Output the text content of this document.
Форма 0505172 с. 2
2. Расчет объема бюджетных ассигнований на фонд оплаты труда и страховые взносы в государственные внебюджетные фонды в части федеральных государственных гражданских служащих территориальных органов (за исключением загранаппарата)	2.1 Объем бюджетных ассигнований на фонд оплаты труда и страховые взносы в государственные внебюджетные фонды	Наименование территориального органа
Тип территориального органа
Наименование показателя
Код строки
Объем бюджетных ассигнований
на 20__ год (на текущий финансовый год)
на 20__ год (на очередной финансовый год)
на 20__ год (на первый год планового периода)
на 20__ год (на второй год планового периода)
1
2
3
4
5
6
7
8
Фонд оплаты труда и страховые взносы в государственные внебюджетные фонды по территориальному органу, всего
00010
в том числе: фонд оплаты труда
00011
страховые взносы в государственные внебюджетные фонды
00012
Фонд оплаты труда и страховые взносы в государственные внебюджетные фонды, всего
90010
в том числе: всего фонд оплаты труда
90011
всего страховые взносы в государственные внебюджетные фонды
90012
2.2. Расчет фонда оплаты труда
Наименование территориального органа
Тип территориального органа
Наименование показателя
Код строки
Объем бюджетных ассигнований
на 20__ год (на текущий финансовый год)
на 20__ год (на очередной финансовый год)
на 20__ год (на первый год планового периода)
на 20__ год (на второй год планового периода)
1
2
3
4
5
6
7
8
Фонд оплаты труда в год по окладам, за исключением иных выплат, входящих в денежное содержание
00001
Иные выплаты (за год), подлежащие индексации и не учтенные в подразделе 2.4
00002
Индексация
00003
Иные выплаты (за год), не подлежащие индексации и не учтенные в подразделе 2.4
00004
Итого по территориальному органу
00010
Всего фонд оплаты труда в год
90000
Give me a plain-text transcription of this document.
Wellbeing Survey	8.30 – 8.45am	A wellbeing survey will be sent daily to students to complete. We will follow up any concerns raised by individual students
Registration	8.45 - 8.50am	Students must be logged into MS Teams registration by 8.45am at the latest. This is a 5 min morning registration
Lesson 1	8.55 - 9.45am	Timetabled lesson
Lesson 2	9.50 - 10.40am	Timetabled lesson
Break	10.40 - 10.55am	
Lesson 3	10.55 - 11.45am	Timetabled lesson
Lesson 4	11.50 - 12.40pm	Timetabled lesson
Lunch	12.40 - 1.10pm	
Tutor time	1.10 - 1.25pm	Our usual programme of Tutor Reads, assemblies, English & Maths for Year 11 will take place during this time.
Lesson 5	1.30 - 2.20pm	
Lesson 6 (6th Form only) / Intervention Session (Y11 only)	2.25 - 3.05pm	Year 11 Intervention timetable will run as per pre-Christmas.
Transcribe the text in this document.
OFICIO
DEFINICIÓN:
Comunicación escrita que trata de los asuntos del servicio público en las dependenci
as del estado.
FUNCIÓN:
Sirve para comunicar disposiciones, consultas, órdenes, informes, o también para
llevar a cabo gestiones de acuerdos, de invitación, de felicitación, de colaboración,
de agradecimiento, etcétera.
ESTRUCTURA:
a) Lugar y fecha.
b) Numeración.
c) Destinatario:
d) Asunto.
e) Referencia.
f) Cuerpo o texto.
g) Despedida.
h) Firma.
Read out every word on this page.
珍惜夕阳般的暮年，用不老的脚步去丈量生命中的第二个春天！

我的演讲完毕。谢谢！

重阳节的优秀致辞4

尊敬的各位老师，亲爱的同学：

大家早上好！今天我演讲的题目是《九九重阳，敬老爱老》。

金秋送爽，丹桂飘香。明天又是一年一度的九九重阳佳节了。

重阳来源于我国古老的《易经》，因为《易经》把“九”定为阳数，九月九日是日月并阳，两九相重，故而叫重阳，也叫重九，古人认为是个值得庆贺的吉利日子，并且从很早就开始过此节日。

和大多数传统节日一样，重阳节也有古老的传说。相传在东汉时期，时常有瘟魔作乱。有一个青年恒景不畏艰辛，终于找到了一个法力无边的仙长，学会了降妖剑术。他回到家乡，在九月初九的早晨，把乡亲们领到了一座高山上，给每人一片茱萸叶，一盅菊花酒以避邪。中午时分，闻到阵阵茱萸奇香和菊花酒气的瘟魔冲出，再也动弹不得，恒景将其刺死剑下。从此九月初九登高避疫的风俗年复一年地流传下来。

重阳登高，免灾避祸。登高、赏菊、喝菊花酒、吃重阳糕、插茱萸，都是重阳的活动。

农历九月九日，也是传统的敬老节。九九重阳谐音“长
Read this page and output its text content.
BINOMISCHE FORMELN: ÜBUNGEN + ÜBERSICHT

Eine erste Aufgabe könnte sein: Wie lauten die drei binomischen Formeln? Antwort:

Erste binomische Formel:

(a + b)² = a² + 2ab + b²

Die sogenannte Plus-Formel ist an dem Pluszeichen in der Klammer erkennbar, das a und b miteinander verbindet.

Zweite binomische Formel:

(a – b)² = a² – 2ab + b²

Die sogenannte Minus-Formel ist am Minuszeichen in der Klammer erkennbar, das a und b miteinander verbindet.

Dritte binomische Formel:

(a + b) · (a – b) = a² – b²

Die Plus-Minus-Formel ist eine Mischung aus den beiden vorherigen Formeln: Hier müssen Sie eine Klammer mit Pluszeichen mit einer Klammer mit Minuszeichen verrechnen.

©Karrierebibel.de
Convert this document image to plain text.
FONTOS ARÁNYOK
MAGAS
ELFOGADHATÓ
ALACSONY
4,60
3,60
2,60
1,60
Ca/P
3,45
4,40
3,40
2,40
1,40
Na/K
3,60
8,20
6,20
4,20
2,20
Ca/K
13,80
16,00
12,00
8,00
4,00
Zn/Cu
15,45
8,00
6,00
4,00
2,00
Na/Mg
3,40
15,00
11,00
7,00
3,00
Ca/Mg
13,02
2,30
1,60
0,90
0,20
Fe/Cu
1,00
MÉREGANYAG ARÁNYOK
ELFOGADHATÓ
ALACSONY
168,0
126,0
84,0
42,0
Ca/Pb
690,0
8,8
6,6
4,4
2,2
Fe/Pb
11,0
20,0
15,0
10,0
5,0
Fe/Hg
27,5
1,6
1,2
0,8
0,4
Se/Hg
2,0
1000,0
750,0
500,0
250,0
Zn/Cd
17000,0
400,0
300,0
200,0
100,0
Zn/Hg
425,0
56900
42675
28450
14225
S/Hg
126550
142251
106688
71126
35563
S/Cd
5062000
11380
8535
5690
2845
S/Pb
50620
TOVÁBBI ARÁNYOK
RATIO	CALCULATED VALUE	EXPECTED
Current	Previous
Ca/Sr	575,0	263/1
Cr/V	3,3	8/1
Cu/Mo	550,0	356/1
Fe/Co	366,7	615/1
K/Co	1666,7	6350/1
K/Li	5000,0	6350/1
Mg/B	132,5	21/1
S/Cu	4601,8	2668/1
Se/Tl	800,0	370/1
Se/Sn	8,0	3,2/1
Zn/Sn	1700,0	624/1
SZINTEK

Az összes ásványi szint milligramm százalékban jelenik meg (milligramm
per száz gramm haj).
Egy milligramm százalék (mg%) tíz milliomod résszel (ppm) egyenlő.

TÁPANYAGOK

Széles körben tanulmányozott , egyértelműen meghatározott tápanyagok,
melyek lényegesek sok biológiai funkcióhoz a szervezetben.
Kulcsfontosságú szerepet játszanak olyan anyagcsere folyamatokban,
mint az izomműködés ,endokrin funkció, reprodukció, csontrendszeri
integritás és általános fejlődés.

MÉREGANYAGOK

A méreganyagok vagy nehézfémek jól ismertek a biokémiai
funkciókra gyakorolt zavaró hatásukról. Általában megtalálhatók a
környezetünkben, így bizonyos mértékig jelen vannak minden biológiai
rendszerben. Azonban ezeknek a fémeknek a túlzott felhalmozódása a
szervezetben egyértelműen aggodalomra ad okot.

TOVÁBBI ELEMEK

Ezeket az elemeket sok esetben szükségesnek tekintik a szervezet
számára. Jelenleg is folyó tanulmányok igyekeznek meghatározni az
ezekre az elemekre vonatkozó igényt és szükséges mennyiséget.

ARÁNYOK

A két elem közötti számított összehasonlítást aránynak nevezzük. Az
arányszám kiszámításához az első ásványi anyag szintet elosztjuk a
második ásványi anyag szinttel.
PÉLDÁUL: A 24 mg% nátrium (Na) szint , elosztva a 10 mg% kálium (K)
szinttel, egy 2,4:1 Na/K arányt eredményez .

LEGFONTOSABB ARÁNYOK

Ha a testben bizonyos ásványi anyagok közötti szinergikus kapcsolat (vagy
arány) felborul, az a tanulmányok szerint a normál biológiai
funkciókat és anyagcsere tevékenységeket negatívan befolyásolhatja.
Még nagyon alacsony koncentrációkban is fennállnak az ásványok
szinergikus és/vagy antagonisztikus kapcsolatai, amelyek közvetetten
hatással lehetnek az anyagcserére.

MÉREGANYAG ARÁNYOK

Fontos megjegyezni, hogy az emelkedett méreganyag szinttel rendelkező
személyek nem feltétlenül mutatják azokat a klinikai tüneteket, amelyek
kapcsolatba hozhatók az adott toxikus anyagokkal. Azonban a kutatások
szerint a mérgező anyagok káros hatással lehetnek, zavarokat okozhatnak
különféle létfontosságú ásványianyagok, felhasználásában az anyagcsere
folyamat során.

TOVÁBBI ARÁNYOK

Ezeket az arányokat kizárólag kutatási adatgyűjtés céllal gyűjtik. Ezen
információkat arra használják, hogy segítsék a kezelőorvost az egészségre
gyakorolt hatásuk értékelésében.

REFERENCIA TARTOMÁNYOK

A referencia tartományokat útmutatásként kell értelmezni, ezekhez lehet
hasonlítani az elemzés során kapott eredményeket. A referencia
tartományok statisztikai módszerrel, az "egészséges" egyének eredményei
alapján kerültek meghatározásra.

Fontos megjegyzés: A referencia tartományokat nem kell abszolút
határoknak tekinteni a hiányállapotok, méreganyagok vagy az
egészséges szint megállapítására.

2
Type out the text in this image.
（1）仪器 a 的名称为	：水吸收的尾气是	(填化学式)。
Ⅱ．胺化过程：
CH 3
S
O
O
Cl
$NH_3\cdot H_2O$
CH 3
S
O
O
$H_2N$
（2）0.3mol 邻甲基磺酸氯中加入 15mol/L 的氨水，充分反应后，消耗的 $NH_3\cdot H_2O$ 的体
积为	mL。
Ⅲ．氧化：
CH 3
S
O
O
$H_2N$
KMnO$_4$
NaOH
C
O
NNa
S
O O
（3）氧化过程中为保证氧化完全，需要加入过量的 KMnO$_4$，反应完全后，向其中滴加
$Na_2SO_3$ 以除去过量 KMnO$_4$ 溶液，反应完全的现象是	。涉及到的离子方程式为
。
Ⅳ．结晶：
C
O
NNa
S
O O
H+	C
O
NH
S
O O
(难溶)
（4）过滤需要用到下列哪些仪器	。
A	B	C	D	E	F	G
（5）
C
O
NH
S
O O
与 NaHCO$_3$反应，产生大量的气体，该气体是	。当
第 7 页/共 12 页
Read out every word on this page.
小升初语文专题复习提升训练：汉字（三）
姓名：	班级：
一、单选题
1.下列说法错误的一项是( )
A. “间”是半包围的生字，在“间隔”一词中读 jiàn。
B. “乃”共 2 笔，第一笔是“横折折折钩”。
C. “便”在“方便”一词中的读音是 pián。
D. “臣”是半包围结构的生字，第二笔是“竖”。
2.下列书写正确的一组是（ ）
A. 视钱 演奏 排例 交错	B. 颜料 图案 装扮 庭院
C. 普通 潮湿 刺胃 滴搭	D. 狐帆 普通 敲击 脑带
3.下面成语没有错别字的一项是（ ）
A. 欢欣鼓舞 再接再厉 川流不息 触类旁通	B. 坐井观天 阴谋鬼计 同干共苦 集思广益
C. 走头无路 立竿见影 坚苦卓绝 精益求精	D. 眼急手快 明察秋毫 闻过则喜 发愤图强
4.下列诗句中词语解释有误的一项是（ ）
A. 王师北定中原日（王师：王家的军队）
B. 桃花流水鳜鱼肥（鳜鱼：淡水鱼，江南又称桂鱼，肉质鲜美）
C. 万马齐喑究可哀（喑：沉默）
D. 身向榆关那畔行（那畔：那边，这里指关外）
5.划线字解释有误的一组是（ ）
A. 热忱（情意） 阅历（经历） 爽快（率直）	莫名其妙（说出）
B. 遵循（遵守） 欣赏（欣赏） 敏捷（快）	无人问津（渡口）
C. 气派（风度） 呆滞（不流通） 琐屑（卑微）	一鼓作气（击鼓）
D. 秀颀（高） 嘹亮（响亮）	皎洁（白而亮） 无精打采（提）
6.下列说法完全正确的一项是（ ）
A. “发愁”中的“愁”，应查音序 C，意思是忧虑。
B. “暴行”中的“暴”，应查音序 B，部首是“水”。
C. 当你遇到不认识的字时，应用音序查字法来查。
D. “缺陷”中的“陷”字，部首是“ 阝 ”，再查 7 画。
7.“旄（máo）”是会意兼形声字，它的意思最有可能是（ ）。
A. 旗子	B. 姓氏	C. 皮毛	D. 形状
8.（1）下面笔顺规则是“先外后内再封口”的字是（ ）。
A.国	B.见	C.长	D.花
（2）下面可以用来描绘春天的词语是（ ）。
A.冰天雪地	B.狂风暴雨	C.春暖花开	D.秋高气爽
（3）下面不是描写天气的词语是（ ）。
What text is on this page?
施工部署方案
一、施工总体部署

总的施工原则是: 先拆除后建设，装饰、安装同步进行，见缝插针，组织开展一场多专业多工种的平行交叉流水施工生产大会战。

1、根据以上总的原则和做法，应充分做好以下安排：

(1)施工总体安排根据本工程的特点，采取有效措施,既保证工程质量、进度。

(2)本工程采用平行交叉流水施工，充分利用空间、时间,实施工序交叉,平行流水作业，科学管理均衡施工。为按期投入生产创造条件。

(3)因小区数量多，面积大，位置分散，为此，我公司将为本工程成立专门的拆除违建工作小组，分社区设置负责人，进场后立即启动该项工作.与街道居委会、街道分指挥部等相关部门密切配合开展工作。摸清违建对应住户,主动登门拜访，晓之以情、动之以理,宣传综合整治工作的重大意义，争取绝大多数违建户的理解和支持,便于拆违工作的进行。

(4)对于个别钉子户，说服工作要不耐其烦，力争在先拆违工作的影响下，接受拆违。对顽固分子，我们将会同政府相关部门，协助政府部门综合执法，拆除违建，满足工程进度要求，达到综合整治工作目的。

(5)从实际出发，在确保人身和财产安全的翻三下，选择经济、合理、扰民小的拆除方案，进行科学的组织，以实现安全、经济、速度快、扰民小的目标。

· · · ·

#### EXERCISE DETAILS:
Identify every line above with the string "Pluszeichen" in it. Copy those lines.

#### SOLUTION BELOW:
Die sogenannte Plus-Formel ist an dem Pluszeichen in der Klammer erkennbar, das a und b miteinander verbindet.
Die Plus-Minus-Formel ist eine Mischung aus den beiden vorherigen Formeln: Hier müssen Sie eine Klammer mit Pluszeichen mit einer Klammer mit Minuszeichen verrechnen.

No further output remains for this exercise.